• **REQUIRED WORK**
Reproduce each line of the material precisely.

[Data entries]
+ + +

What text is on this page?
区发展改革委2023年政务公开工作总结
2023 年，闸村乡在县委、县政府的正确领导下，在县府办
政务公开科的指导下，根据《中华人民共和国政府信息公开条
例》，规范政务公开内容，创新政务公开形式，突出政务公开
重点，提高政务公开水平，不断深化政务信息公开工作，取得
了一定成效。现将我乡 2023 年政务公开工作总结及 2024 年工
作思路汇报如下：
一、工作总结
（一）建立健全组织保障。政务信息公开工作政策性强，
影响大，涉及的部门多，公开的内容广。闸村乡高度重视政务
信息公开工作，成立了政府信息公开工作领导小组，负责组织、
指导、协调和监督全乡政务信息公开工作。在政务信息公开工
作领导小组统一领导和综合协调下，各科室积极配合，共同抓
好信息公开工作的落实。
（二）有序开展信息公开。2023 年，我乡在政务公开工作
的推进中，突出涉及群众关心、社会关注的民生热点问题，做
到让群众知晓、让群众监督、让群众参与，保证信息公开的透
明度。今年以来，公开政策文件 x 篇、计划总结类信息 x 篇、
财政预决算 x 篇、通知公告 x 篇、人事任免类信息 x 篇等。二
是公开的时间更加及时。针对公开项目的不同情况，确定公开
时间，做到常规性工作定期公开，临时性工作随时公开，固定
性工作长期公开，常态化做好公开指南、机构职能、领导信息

+ + +

• **RESPONSE TO THIS TASK**
What text is on this page?
区发展改革委2023年政务公开工作总结
2023 年，闸村乡在县委、县政府的正确领导下，在县府办
政务公开科的指导下，根据《中华人民共和国政府信息公开条
例》，规范政务公开内容，创新政务公开形式，突出政务公开
重点，提高政务公开水平，不断深化政务信息公开工作，取得
了一定成效。现将我乡 2023 年政务公开工作总结及 2024 年工
作思路汇报如下：
一、工作总结
（一）建立健全组织保障。政务信息公开工作政策性强，
影响大，涉及的部门多，公开的内容广。闸村乡高度重视政务
信息公开工作，成立了政府信息公开工作领导小组，负责组织、
指导、协调和监督全乡政务信息公开工作。在政务信息公开工
作领导小组统一领导和综合协调下，各科室积极配合，共同抓
好信息公开工作的落实。
（二）有序开展信息公开。2023 年，我乡在政务公开工作
的推进中，突出涉及群众关心、社会关注的民生热点问题，做
到让群众知晓、让群众监督、让群众参与，保证信息公开的透
明度。今年以来，公开政策文件 x 篇、计划总结类信息 x 篇、
财政预决算 x 篇、通知公告 x 篇、人事任免类信息 x 篇等。二
是公开的时间更加及时。针对公开项目的不同情况，确定公开
时间，做到常规性工作定期公开，临时性工作随时公开，固定
性工作长期公开，常态化做好公开指南、机构职能、领导信息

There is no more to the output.